## TASK TO CARRY OUT
Omit every picture and write out the rest of the records exactly.

## DATA LINES
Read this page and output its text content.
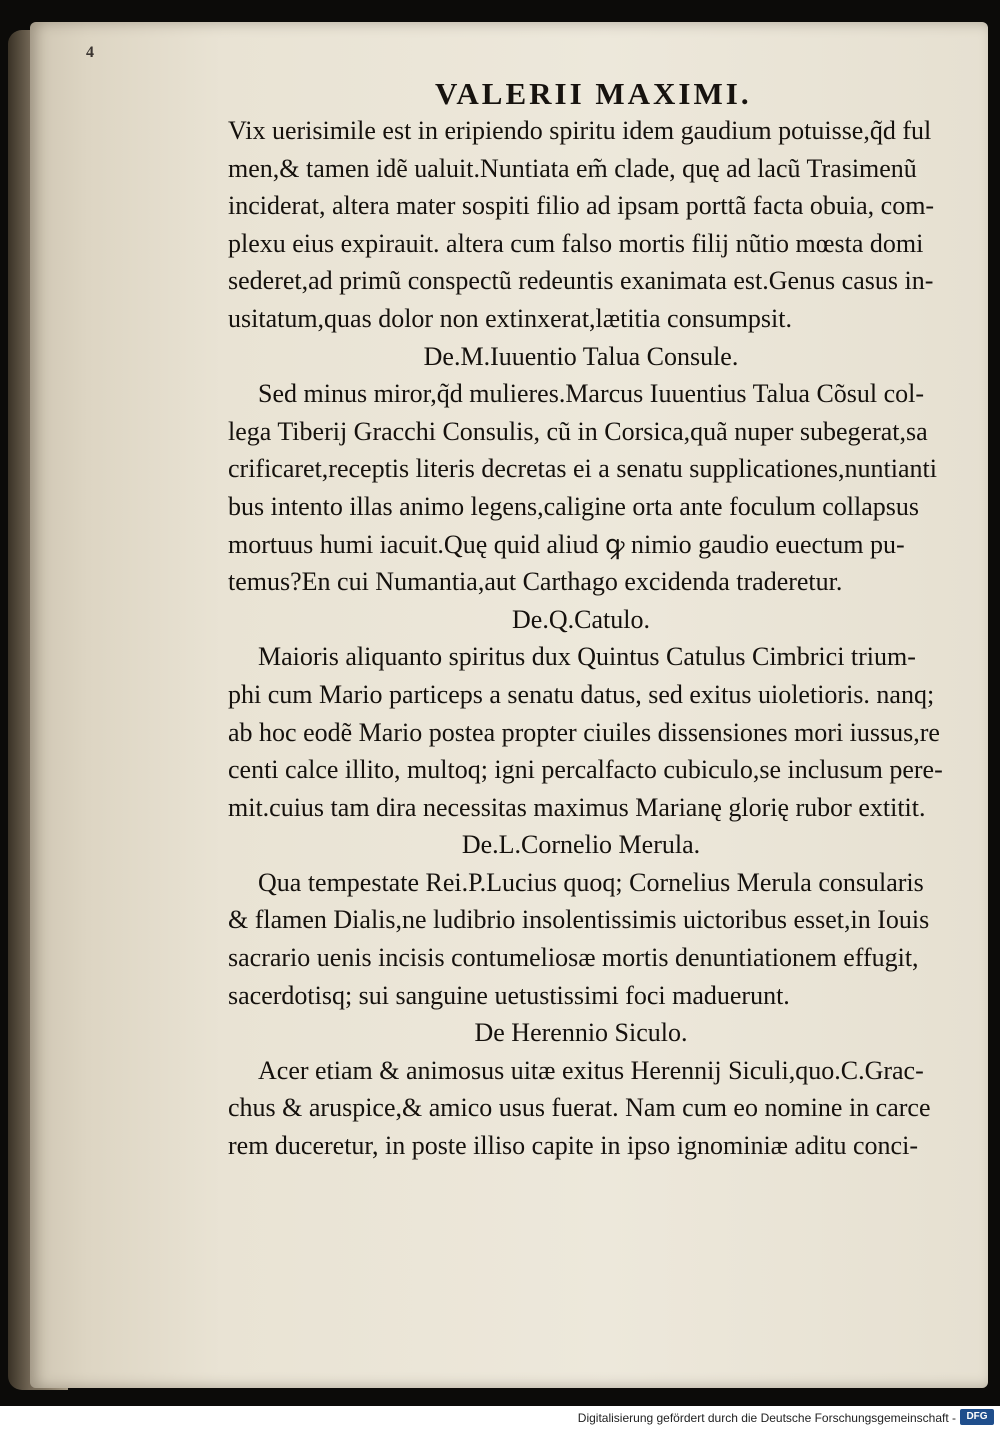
4
VALERII MAXIMI.
Vix uerisimile est in eripiendo spiritu idem gaudium potuisse,q̃d ful
men,& tamen idẽ ualuit.Nuntiata em̃ clade, quę ad lacũ Trasimenũ
inciderat, altera mater sospiti filio ad ipsam porttã facta obuia, com-
plexu eius expirauit. altera cum falso mortis filij nũtio mœsta domi
sederet,ad primũ conspectũ redeuntis exanimata est.Genus casus in-
usitatum,quas dolor non extinxerat,lætitia consumpsit.
De.M.Iuuentio Talua Consule.
Sed minus miror,q̃d mulieres.Marcus Iuuentius Talua Cõsul col-
lega Tiberij Gracchi Consulis, cũ in Corsica,quã nuper subegerat,sa
crificaret,receptis literis decretas ei a senatu supplicationes,nuntianti
bus intento illas animo legens,caligine orta ante foculum collapsus
mortuus humi iacuit.Quę quid aliud ꝙ nimio gaudio euectum pu-
temus?En cui Numantia,aut Carthago excidenda traderetur.
De.Q.Catulo.
Maioris aliquanto spiritus dux Quintus Catulus Cimbrici trium-
phi cum Mario particeps a senatu datus, sed exitus uioletioris. nanq;
ab hoc eodẽ Mario postea propter ciuiles dissensiones mori iussus,re
centi calce illito, multoq; igni percalfacto cubiculo,se inclusum pere-
mit.cuius tam dira necessitas maximus Marianę glorię rubor extitit.
De.L.Cornelio Merula.
Qua tempestate Rei.P.Lucius quoq; Cornelius Merula consularis
& flamen Dialis,ne ludibrio insolentissimis uictoribus esset,in Iouis
sacrario uenis incisis contumeliosæ mortis denuntiationem effugit,
sacerdotisq; sui sanguine uetustissimi foci maduerunt.
De Herennio Siculo.
Acer etiam & animosus uitæ exitus Herennij Siculi,quo.C.Grac-
chus & aruspice,& amico usus fuerat. Nam cum eo nomine in carce
rem duceretur, in poste illiso capite in ipso ignominiæ aditu conci-
Digitalisierung gefördert durch die Deutsche Forschungsgemeinschaft -	DFG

## THE RESULT
Read this page and output its text content.
4
VALERII MAXIMI.
Vix uerisimile est in eripiendo spiritu idem gaudium potuisse,q̃d ful
men,& tamen idẽ ualuit.Nuntiata em̃ clade, quę ad lacũ Trasimenũ
inciderat, altera mater sospiti filio ad ipsam porttã facta obuia, com-
plexu eius expirauit. altera cum falso mortis filij nũtio mœsta domi
sederet,ad primũ conspectũ redeuntis exanimata est.Genus casus in-
usitatum,quas dolor non extinxerat,lætitia consumpsit.
De.M.Iuuentio Talua Consule.
Sed minus miror,q̃d mulieres.Marcus Iuuentius Talua Cõsul col-
lega Tiberij Gracchi Consulis, cũ in Corsica,quã nuper subegerat,sa
crificaret,receptis literis decretas ei a senatu supplicationes,nuntianti
bus intento illas animo legens,caligine orta ante foculum collapsus
mortuus humi iacuit.Quę quid aliud ꝙ nimio gaudio euectum pu-
temus?En cui Numantia,aut Carthago excidenda traderetur.
De.Q.Catulo.
Maioris aliquanto spiritus dux Quintus Catulus Cimbrici trium-
phi cum Mario particeps a senatu datus, sed exitus uioletioris. nanq;
ab hoc eodẽ Mario postea propter ciuiles dissensiones mori iussus,re
centi calce illito, multoq; igni percalfacto cubiculo,se inclusum pere-
mit.cuius tam dira necessitas maximus Marianę glorię rubor extitit.
De.L.Cornelio Merula.
Qua tempestate Rei.P.Lucius quoq; Cornelius Merula consularis
& flamen Dialis,ne ludibrio insolentissimis uictoribus esset,in Iouis
sacrario uenis incisis contumeliosæ mortis denuntiationem effugit,
sacerdotisq; sui sanguine uetustissimi foci maduerunt.
De Herennio Siculo.
Acer etiam & animosus uitæ exitus Herennij Siculi,quo.C.Grac-
chus & aruspice,& amico usus fuerat. Nam cum eo nomine in carce
rem duceretur, in poste illiso capite in ipso ignominiæ aditu conci-
Digitalisierung gefördert durch die Deutsche Forschungsgemeinschaft -	DFG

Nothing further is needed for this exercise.